» **WHAT YOU ARE ASKED TO DO**
In the entries below, count the lines holding "dispenses". Reply with the number only.

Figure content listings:
[BEGIN]

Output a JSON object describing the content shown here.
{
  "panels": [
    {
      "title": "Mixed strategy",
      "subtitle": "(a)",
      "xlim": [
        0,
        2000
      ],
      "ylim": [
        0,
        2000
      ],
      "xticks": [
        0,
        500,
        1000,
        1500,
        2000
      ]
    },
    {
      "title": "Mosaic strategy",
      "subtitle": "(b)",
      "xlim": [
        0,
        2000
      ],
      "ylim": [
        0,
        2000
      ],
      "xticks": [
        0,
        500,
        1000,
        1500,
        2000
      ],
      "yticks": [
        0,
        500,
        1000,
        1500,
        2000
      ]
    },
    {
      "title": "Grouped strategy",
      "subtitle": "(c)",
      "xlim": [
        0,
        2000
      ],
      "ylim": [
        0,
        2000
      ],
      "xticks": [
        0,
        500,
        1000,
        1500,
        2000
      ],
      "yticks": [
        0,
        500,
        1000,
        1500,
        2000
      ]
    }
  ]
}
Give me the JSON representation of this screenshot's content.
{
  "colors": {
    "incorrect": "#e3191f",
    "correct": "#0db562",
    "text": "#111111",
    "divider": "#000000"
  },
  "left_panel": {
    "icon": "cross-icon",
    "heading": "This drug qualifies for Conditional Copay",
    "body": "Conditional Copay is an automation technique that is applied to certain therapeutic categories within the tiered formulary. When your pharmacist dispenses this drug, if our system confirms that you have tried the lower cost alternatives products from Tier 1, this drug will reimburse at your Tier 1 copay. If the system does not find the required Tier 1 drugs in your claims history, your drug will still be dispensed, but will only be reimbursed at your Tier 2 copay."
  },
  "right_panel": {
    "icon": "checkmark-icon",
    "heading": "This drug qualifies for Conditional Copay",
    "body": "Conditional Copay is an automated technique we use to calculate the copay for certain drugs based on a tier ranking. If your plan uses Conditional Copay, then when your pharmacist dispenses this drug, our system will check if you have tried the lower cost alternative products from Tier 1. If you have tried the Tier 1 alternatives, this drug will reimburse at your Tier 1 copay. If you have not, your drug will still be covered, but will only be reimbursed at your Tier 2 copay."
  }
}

[END]

» **ANSWER TO THE PROBLEM**
2